> [Exercise prompt]: Select every line holding the word "sinh" and copy it.

# # # #

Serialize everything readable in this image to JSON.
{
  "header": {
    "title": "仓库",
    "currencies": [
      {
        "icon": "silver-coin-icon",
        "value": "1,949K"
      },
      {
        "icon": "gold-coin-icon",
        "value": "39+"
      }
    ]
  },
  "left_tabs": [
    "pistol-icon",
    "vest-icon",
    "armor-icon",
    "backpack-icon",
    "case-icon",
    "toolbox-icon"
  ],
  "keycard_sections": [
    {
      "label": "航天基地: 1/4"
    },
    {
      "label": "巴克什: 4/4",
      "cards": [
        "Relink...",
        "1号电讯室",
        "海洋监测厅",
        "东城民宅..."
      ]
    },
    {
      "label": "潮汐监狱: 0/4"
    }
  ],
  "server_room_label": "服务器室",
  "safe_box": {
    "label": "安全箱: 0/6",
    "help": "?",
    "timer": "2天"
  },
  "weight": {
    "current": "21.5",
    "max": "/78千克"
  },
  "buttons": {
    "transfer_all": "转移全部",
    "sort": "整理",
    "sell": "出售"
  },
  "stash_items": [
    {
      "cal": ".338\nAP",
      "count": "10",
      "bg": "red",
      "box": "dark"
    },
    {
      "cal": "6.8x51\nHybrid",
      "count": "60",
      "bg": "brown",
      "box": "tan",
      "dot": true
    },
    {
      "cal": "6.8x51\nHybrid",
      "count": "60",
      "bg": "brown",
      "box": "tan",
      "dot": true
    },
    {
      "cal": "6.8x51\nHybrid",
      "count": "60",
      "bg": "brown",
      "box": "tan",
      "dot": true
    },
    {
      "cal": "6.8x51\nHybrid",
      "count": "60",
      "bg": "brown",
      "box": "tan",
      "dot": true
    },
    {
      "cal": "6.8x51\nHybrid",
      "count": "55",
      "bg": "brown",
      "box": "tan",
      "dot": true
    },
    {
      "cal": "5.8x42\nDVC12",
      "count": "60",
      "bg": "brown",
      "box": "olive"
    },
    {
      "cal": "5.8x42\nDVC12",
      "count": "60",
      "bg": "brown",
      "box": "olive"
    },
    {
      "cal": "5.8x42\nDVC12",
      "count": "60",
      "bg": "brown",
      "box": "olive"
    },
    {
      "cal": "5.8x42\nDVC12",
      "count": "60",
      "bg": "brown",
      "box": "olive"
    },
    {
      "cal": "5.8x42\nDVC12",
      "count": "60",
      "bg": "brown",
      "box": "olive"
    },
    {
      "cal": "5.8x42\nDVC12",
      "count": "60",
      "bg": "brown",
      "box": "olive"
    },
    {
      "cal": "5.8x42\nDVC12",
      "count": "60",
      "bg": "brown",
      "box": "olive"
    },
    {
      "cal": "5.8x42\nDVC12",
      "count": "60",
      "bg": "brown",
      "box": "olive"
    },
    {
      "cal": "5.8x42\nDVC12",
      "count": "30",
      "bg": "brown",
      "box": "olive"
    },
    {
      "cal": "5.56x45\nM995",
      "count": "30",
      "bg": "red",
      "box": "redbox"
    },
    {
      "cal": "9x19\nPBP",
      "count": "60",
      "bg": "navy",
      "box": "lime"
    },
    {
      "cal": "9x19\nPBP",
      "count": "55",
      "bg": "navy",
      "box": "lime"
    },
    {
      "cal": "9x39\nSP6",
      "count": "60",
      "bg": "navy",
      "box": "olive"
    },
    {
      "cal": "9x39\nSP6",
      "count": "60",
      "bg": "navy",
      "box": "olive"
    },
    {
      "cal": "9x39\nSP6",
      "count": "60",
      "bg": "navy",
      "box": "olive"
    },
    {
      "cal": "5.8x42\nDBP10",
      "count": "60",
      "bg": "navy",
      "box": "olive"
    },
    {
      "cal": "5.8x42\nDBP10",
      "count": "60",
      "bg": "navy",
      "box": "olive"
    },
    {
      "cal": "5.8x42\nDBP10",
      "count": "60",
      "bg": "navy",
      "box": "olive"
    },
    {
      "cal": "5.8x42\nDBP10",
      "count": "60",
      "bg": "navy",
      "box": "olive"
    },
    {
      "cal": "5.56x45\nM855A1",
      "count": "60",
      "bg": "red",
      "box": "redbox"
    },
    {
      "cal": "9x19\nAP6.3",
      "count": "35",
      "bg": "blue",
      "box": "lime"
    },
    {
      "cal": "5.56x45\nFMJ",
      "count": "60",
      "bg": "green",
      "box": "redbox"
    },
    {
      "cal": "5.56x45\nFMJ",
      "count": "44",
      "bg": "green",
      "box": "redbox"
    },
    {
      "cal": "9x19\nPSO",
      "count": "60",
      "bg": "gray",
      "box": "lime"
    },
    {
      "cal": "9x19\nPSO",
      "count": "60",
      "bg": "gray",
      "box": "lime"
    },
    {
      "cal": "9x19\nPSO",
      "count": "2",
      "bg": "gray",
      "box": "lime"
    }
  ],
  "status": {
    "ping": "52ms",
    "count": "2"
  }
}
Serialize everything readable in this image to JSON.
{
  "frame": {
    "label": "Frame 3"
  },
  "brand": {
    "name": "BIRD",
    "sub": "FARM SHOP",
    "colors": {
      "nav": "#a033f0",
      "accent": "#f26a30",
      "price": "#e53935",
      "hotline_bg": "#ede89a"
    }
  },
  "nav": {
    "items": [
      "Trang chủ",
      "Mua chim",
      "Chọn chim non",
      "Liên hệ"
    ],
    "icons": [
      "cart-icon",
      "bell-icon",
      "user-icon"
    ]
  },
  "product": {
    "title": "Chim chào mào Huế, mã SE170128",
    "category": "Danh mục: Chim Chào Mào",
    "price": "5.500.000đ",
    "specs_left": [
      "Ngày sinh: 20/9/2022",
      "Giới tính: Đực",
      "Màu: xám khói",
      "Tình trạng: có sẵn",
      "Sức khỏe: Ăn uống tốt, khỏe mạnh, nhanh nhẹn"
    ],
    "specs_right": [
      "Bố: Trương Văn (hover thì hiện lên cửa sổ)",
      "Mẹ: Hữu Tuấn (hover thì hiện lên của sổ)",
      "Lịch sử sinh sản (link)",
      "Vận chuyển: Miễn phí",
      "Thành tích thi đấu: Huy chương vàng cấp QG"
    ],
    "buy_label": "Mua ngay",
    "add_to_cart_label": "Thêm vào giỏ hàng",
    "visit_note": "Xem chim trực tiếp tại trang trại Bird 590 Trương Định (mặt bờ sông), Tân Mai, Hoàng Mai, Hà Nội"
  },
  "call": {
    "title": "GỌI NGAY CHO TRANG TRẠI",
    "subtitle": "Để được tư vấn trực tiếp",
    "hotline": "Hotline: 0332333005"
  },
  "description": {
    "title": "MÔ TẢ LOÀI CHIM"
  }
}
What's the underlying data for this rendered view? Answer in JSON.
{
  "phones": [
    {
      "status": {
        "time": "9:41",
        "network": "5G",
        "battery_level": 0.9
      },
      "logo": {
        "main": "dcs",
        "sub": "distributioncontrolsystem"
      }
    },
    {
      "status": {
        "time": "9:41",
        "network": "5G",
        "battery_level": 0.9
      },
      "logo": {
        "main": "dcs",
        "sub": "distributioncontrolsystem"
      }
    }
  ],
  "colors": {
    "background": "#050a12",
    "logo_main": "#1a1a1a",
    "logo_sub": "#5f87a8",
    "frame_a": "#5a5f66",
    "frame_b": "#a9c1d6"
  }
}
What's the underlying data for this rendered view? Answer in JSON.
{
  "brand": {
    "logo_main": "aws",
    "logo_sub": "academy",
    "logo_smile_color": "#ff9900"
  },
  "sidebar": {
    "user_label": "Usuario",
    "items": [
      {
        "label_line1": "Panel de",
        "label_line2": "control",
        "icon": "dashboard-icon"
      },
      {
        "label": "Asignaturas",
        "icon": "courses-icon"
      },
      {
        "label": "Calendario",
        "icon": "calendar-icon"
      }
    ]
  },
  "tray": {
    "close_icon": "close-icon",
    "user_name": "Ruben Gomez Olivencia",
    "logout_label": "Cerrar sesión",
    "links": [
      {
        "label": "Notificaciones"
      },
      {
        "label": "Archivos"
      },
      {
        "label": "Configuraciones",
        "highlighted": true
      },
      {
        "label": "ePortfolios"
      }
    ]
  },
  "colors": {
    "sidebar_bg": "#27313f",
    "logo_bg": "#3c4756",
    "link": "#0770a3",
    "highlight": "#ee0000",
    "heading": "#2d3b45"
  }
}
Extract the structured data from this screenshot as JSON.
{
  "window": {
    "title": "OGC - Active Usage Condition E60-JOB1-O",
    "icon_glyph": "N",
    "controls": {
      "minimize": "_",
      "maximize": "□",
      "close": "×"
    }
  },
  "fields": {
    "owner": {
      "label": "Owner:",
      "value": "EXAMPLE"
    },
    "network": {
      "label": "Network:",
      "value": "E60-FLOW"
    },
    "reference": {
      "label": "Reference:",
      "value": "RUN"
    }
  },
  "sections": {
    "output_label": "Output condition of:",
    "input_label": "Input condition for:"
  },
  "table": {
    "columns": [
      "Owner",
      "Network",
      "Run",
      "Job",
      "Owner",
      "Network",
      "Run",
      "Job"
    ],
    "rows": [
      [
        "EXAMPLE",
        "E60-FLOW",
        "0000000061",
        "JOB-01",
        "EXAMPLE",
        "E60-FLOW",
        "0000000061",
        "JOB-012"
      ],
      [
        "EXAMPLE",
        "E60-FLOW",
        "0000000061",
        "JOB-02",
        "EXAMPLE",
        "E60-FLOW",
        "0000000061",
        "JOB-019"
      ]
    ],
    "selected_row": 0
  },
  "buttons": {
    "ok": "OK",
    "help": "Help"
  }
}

# # # #

> [Task solution]:
      "Ngày sinh: 20/9/2022",
      "Lịch sử sinh sản (link)",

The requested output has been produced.